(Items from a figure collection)
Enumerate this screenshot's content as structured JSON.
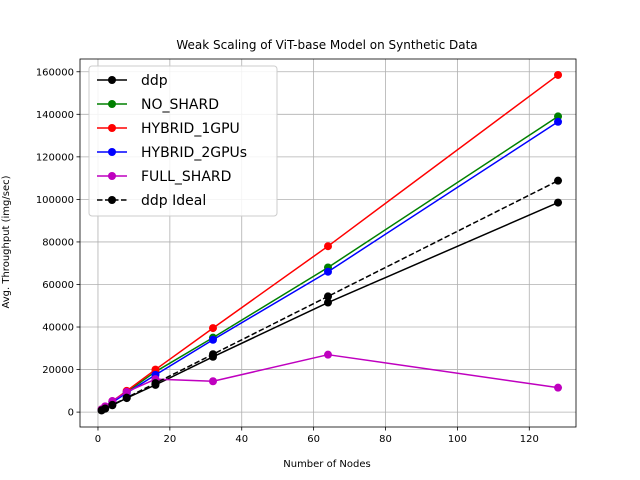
{
  "chart_data": {
    "type": "line",
    "title": "Weak Scaling of ViT-base Model on Synthetic Data",
    "xlabel": "Number of Nodes",
    "ylabel": "Avg. Throughput (img/sec)",
    "xlim": [
      -5,
      133
    ],
    "ylim": [
      -7000,
      166000
    ],
    "xticks": [
      0,
      20,
      40,
      60,
      80,
      100,
      120
    ],
    "xtick_labels": [
      "0",
      "20",
      "40",
      "60",
      "80",
      "100",
      "120"
    ],
    "yticks": [
      0,
      20000,
      40000,
      60000,
      80000,
      100000,
      120000,
      140000,
      160000
    ],
    "ytick_labels": [
      "0",
      "20000",
      "40000",
      "60000",
      "80000",
      "100000",
      "120000",
      "140000",
      "160000"
    ],
    "grid": true,
    "legend_position": "top-left",
    "x": [
      1,
      2,
      4,
      8,
      16,
      32,
      64,
      128
    ],
    "series": [
      {
        "name": "ddp",
        "color": "#000000",
        "dashed": false,
        "values": [
          800,
          1600,
          3200,
          6600,
          12800,
          26000,
          51500,
          98500
        ]
      },
      {
        "name": "NO_SHARD",
        "color": "#008000",
        "dashed": false,
        "values": [
          1200,
          2400,
          4800,
          9500,
          19000,
          35000,
          68000,
          139000
        ]
      },
      {
        "name": "HYBRID_1GPU",
        "color": "#ff0000",
        "dashed": false,
        "values": [
          1300,
          2600,
          5100,
          10000,
          20000,
          39500,
          78000,
          158500
        ]
      },
      {
        "name": "HYBRID_2GPUs",
        "color": "#0000ff",
        "dashed": false,
        "values": [
          1150,
          2300,
          4600,
          9000,
          17500,
          34000,
          66000,
          136500
        ]
      },
      {
        "name": "FULL_SHARD",
        "color": "#bf00bf",
        "dashed": false,
        "values": [
          1300,
          2700,
          5200,
          9500,
          15500,
          14500,
          27000,
          11500
        ]
      },
      {
        "name": "ddp Ideal",
        "color": "#000000",
        "dashed": true,
        "values": [
          850,
          1700,
          3400,
          6800,
          13600,
          27200,
          54400,
          108800
        ]
      }
    ]
  }
}
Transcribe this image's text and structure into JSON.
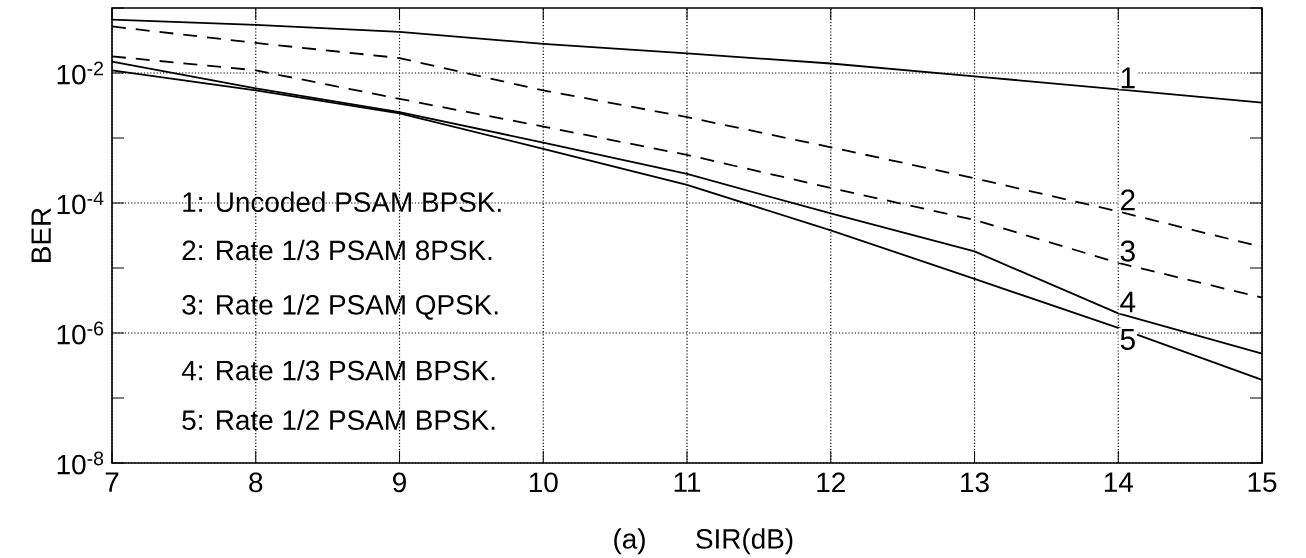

_What the task requires_
Go back to the records above and write them out exactly, without the pictures.

_Solution to the problem_
Enumerate this screenshot's content as structured JSON.
{
  "chart_data": {
    "type": "line",
    "title": "Weak Scaling of ViT-base Model on Synthetic Data",
    "xlabel": "Number of Nodes",
    "ylabel": "Avg. Throughput (img/sec)",
    "xlim": [
      -5,
      133
    ],
    "ylim": [
      -7000,
      166000
    ],
    "xticks": [
      0,
      20,
      40,
      60,
      80,
      100,
      120
    ],
    "xtick_labels": [
      "0",
      "20",
      "40",
      "60",
      "80",
      "100",
      "120"
    ],
    "yticks": [
      0,
      20000,
      40000,
      60000,
      80000,
      100000,
      120000,
      140000,
      160000
    ],
    "ytick_labels": [
      "0",
      "20000",
      "40000",
      "60000",
      "80000",
      "100000",
      "120000",
      "140000",
      "160000"
    ],
    "grid": true,
    "legend_position": "top-left",
    "x": [
      1,
      2,
      4,
      8,
      16,
      32,
      64,
      128
    ],
    "series": [
      {
        "name": "ddp",
        "color": "#000000",
        "dashed": false,
        "values": [
          800,
          1600,
          3200,
          6600,
          12800,
          26000,
          51500,
          98500
        ]
      },
      {
        "name": "NO_SHARD",
        "color": "#008000",
        "dashed": false,
        "values": [
          1200,
          2400,
          4800,
          9500,
          19000,
          35000,
          68000,
          139000
        ]
      },
      {
        "name": "HYBRID_1GPU",
        "color": "#ff0000",
        "dashed": false,
        "values": [
          1300,
          2600,
          5100,
          10000,
          20000,
          39500,
          78000,
          158500
        ]
      },
      {
        "name": "HYBRID_2GPUs",
        "color": "#0000ff",
        "dashed": false,
        "values": [
          1150,
          2300,
          4600,
          9000,
          17500,
          34000,
          66000,
          136500
        ]
      },
      {
        "name": "FULL_SHARD",
        "color": "#bf00bf",
        "dashed": false,
        "values": [
          1300,
          2700,
          5200,
          9500,
          15500,
          14500,
          27000,
          11500
        ]
      },
      {
        "name": "ddp Ideal",
        "color": "#000000",
        "dashed": true,
        "values": [
          850,
          1700,
          3400,
          6800,
          13600,
          27200,
          54400,
          108800
        ]
      }
    ]
  }
}
Transcribe this image's text and structure into JSON.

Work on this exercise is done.